Excerpts from a layout annotation set
|---|

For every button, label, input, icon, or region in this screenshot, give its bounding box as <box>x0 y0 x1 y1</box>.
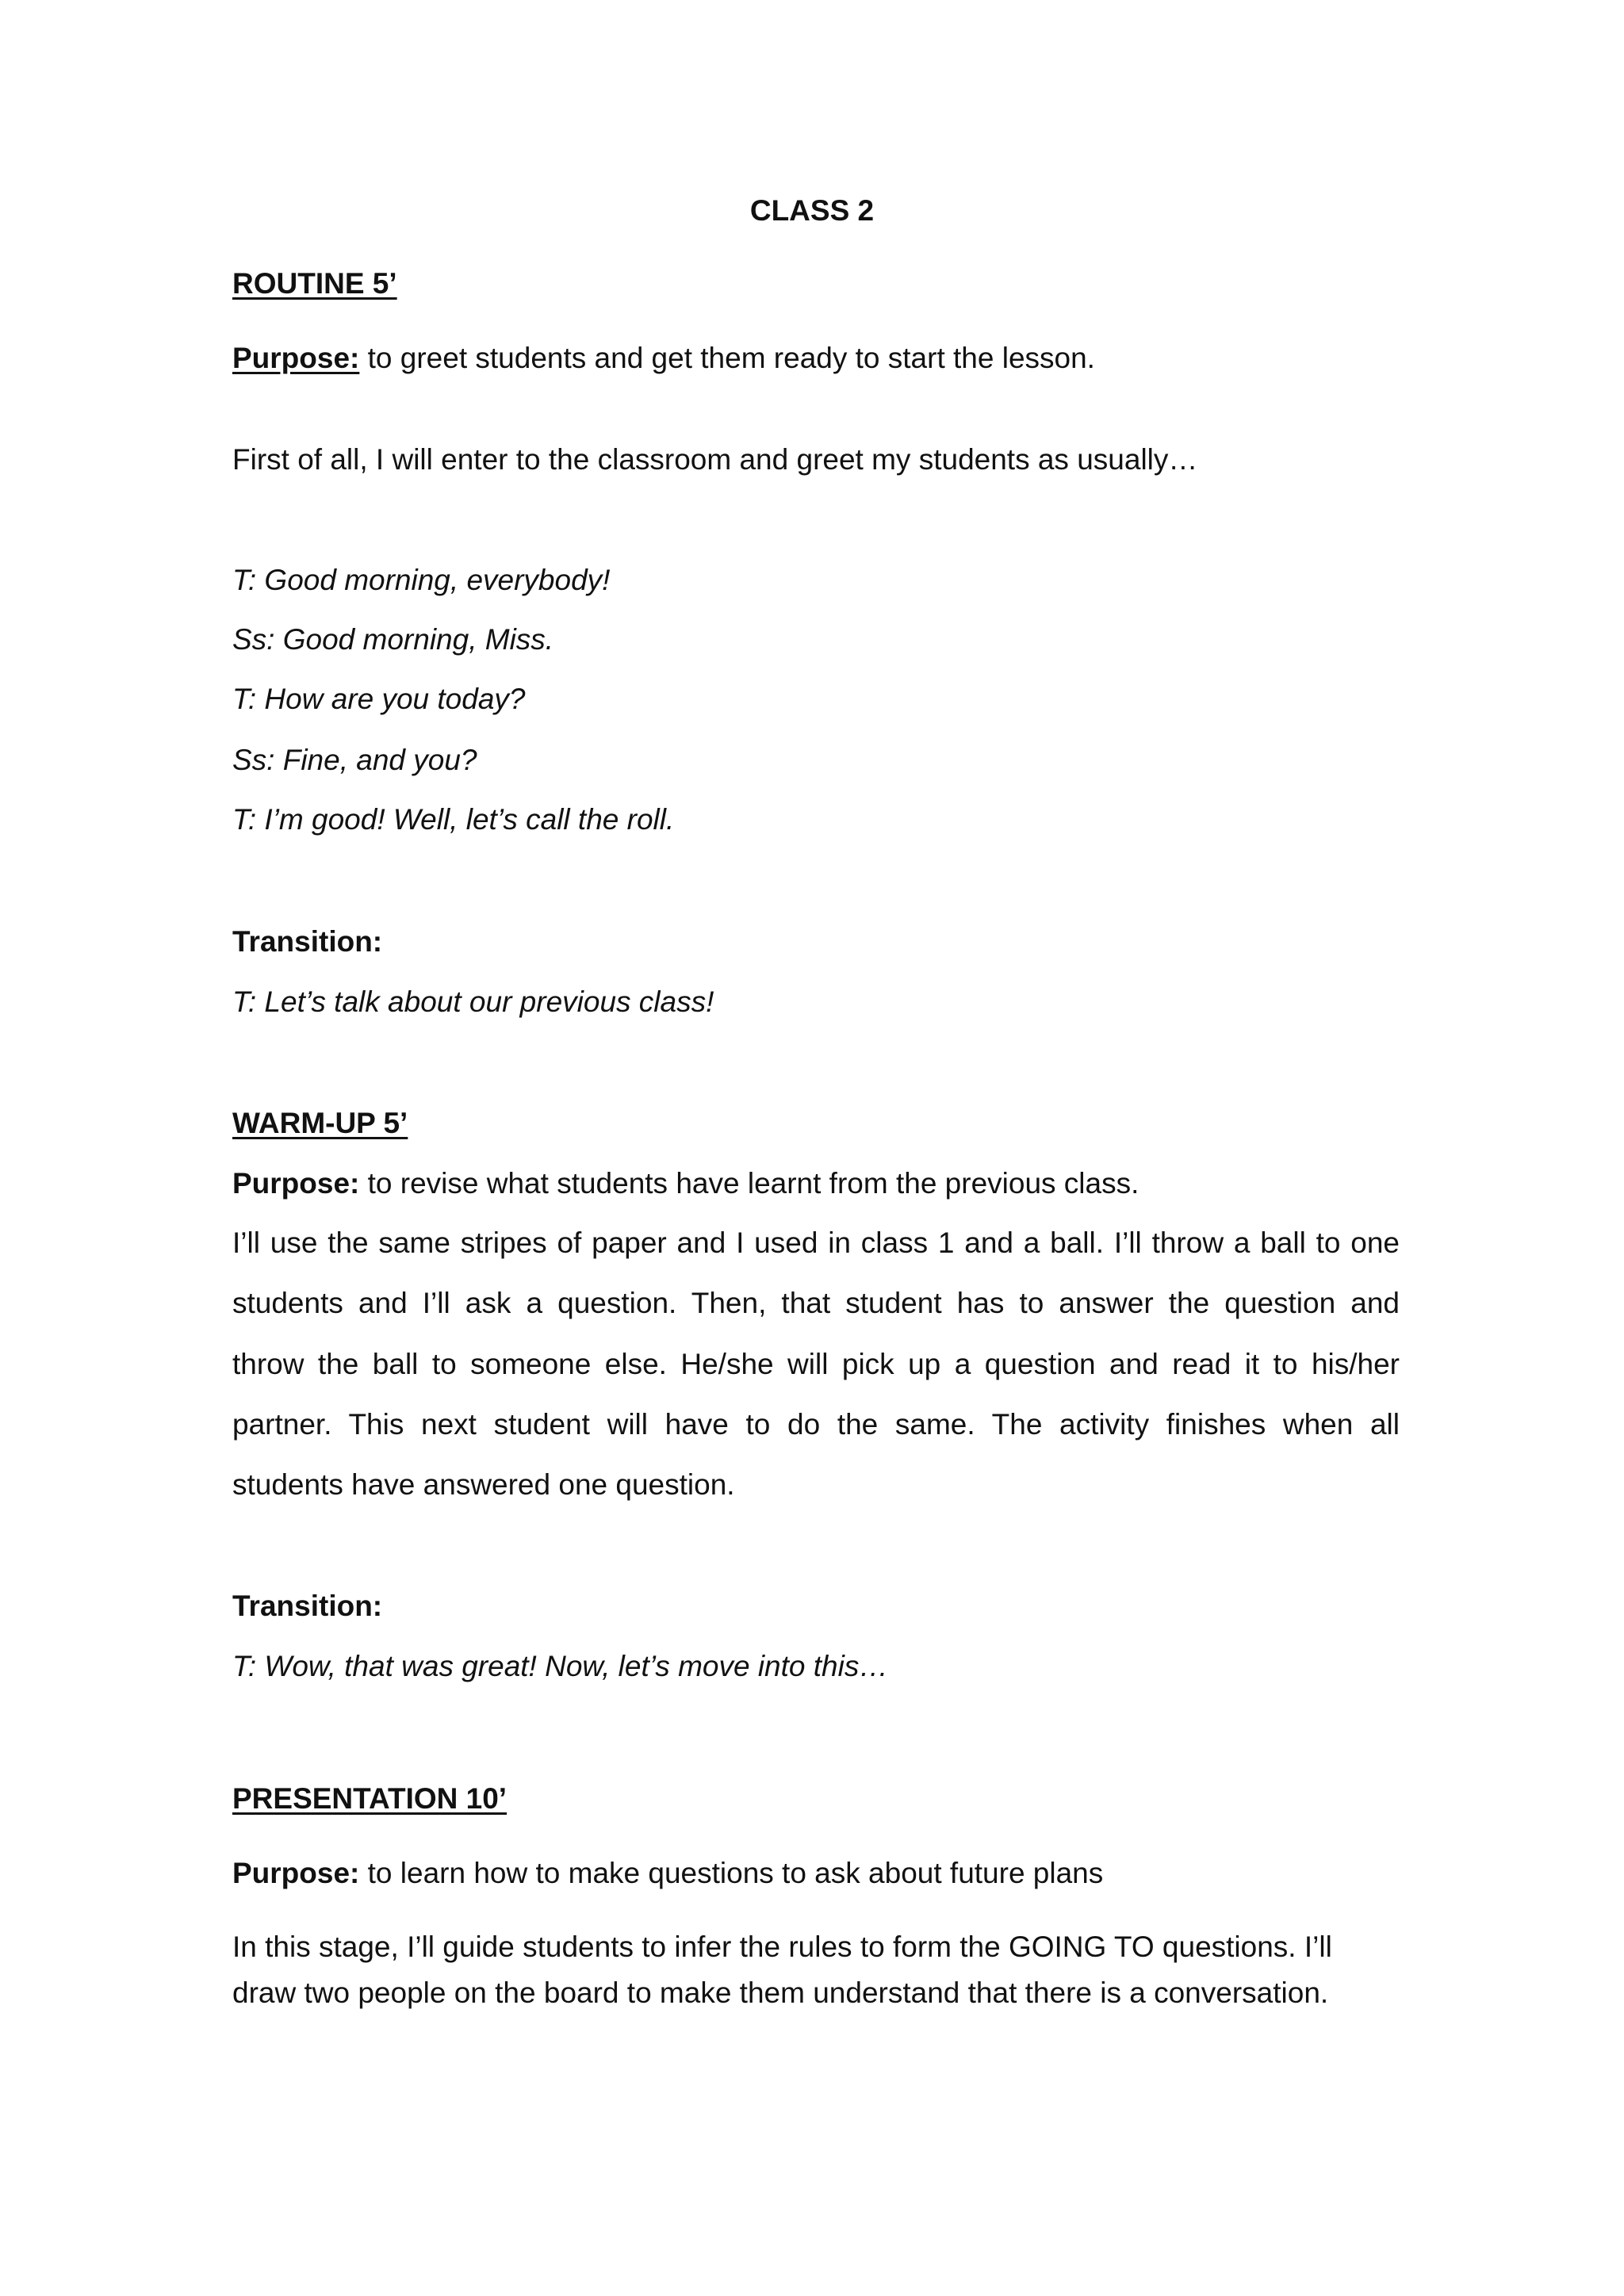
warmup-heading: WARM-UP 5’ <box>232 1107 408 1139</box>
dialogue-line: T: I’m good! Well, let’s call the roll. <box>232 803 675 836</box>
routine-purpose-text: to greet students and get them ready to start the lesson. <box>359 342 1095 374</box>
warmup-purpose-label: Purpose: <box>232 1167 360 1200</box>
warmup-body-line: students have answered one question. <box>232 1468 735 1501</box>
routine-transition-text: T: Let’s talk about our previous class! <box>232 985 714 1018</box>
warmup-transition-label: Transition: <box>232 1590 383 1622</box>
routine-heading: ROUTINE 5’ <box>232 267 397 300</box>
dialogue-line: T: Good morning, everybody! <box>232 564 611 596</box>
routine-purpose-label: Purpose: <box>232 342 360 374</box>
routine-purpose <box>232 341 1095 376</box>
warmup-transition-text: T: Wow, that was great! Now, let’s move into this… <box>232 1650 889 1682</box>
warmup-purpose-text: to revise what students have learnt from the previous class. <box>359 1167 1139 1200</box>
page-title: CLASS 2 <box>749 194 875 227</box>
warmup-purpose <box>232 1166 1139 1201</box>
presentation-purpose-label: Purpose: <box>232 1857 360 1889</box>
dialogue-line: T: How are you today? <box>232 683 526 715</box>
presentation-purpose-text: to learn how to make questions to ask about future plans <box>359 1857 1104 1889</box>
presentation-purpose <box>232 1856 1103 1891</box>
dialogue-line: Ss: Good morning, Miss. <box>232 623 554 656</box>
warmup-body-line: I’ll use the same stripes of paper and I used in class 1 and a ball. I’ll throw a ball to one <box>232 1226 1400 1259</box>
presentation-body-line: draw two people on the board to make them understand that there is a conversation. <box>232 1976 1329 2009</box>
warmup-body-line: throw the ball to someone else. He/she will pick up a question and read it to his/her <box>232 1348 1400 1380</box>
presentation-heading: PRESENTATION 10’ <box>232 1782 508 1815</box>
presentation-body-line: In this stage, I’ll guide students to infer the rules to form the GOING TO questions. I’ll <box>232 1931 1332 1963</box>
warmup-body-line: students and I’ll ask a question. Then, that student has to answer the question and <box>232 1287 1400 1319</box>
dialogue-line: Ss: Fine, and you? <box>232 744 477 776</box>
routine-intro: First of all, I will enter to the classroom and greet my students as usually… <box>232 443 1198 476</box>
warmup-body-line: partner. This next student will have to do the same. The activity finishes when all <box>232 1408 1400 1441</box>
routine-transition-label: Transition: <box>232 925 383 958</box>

|---|

** What you are asked to do **
Return the rows above from the line with "warmup-heading: WARM-UP 5’" up to and including the line with "warmup-purpose-label: Purpose: <box>232", reproducing each one without alteration.

** Solved exercise **
warmup-heading: WARM-UP 5’ <box>232 1107 408 1139</box>
dialogue-line: T: I’m good! Well, let’s call the roll. <box>232 803 675 836</box>
routine-purpose-text: to greet students and get them ready to start the lesson. <box>359 342 1095 374</box>
warmup-purpose-label: Purpose: <box>232 1167 360 1200</box>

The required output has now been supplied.